━━ Given records ━━

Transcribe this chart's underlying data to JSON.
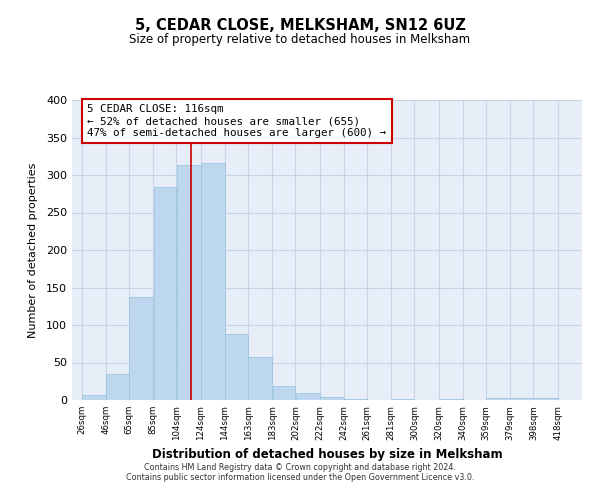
{
  "title": "5, CEDAR CLOSE, MELKSHAM, SN12 6UZ",
  "subtitle": "Size of property relative to detached houses in Melksham",
  "xlabel": "Distribution of detached houses by size in Melksham",
  "ylabel": "Number of detached properties",
  "bar_values": [
    7,
    35,
    138,
    284,
    313,
    316,
    88,
    57,
    19,
    9,
    4,
    2,
    0,
    2,
    0,
    1,
    0,
    3
  ],
  "bar_left_edges": [
    26,
    46,
    65,
    85,
    104,
    124,
    144,
    163,
    183,
    202,
    222,
    242,
    261,
    281,
    300,
    320,
    340,
    359
  ],
  "bar_widths": [
    20,
    19,
    20,
    19,
    20,
    20,
    19,
    20,
    19,
    20,
    20,
    19,
    20,
    19,
    20,
    20,
    19,
    59
  ],
  "tick_labels": [
    "26sqm",
    "46sqm",
    "65sqm",
    "85sqm",
    "104sqm",
    "124sqm",
    "144sqm",
    "163sqm",
    "183sqm",
    "202sqm",
    "222sqm",
    "242sqm",
    "261sqm",
    "281sqm",
    "300sqm",
    "320sqm",
    "340sqm",
    "359sqm",
    "379sqm",
    "398sqm",
    "418sqm"
  ],
  "tick_positions": [
    26,
    46,
    65,
    85,
    104,
    124,
    144,
    163,
    183,
    202,
    222,
    242,
    261,
    281,
    300,
    320,
    340,
    359,
    379,
    398,
    418
  ],
  "ylim": [
    0,
    400
  ],
  "xlim": [
    18,
    438
  ],
  "bar_color": "#bdd7ee",
  "bar_edge_color": "#9fc5de",
  "vertical_line_x": 116,
  "vertical_line_color": "#cc0000",
  "annotation_title": "5 CEDAR CLOSE: 116sqm",
  "annotation_line1": "← 52% of detached houses are smaller (655)",
  "annotation_line2": "47% of semi-detached houses are larger (600) →",
  "annotation_box_color": "#cc0000",
  "grid_color": "#c8d4e8",
  "background_color": "#e8eef8",
  "footer_line1": "Contains HM Land Registry data © Crown copyright and database right 2024.",
  "footer_line2": "Contains public sector information licensed under the Open Government Licence v3.0."
}
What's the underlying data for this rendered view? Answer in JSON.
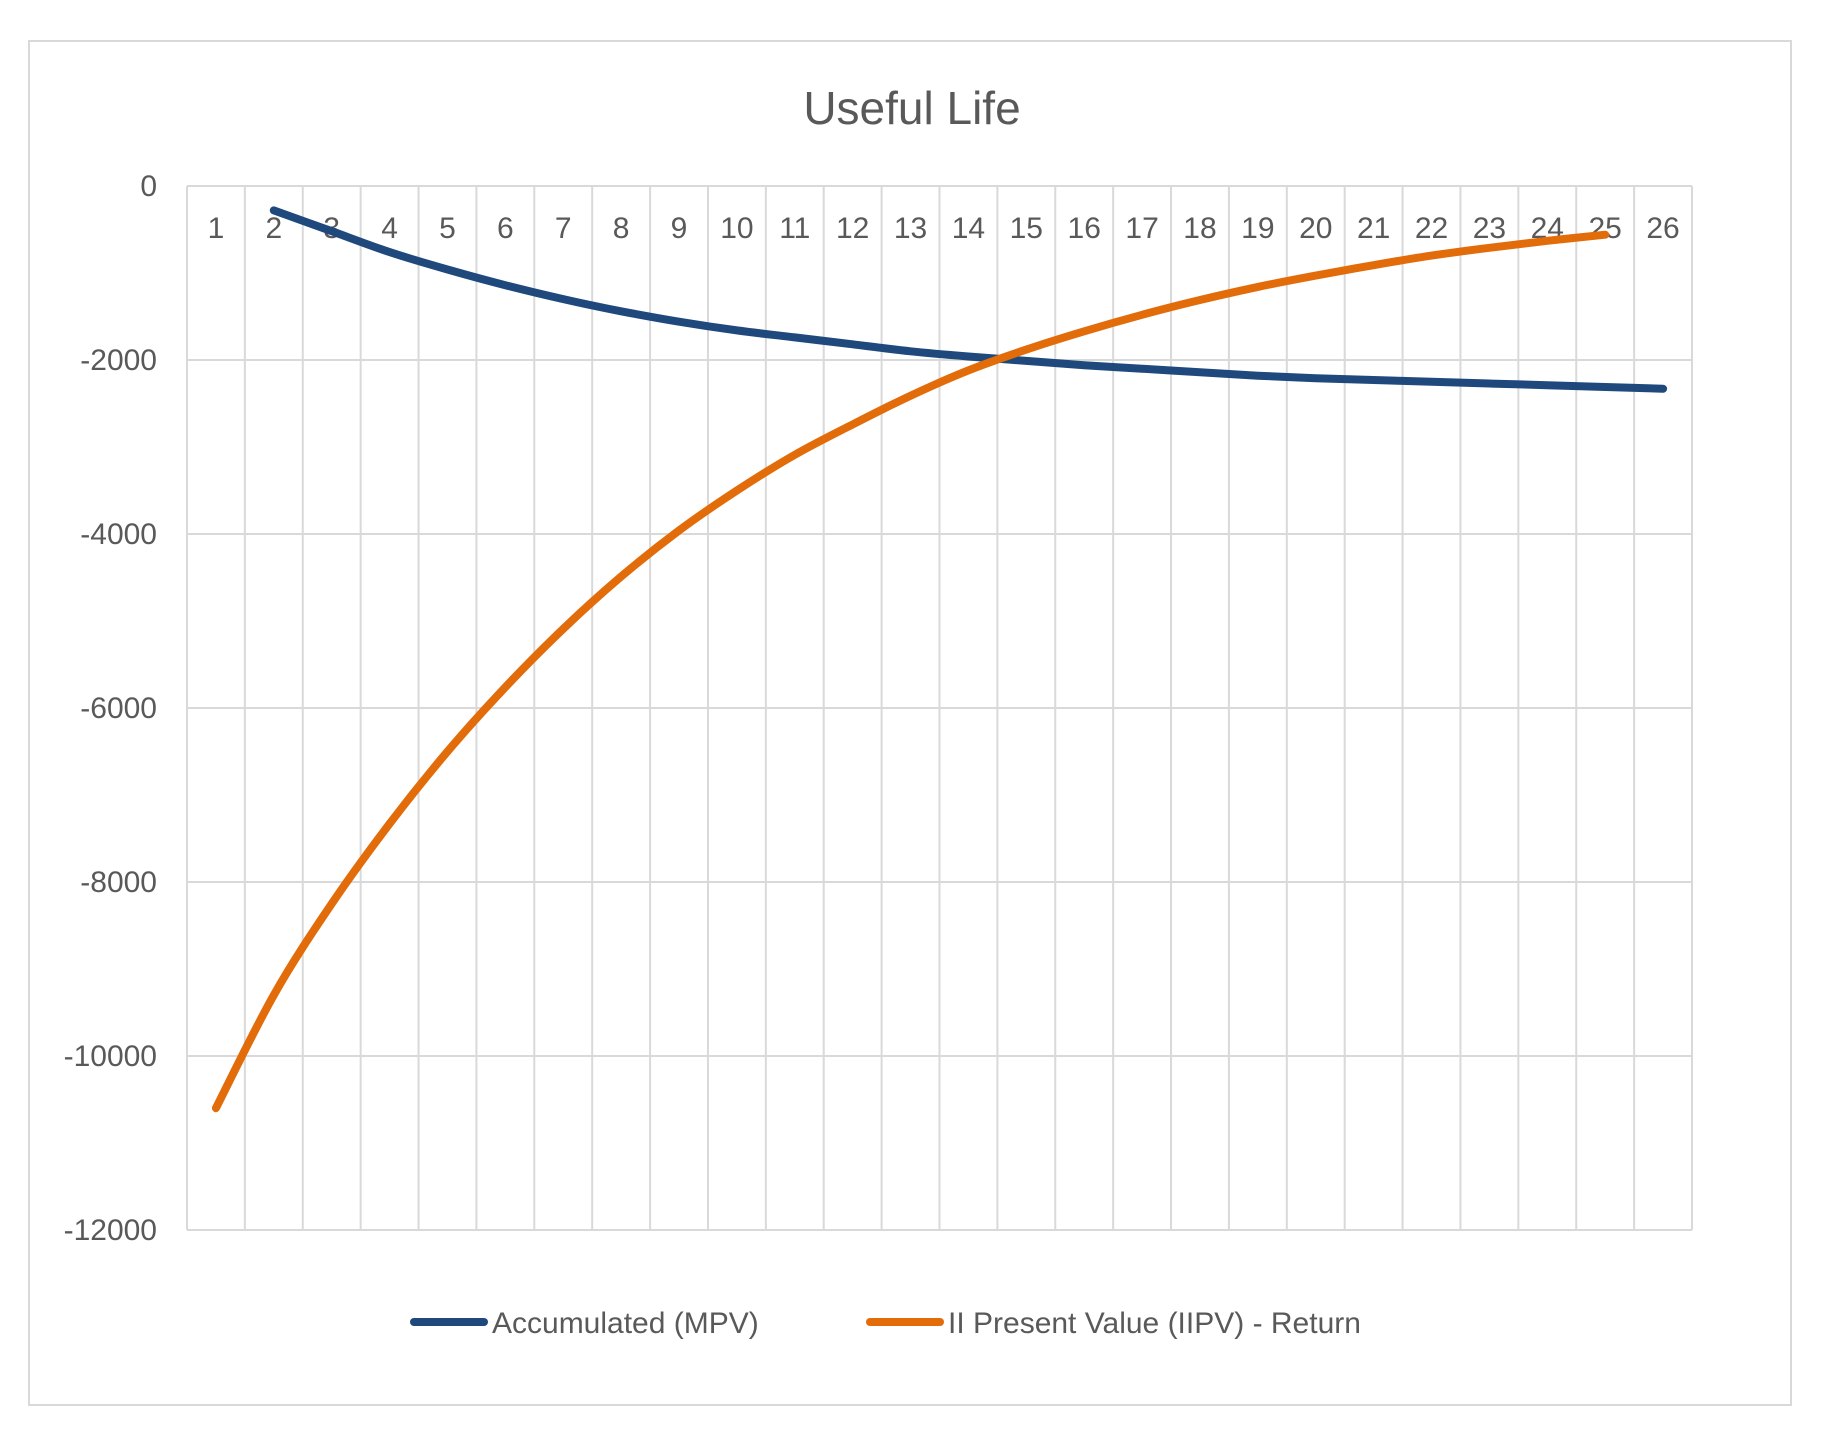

━━━

• _Problem requirements_
Reproduce each line from the records that contains the word "JSON".

• _Solution to this task_
Transcribe this chart's underlying data to JSON.
What's the underlying data for this rendered view? Answer in JSON.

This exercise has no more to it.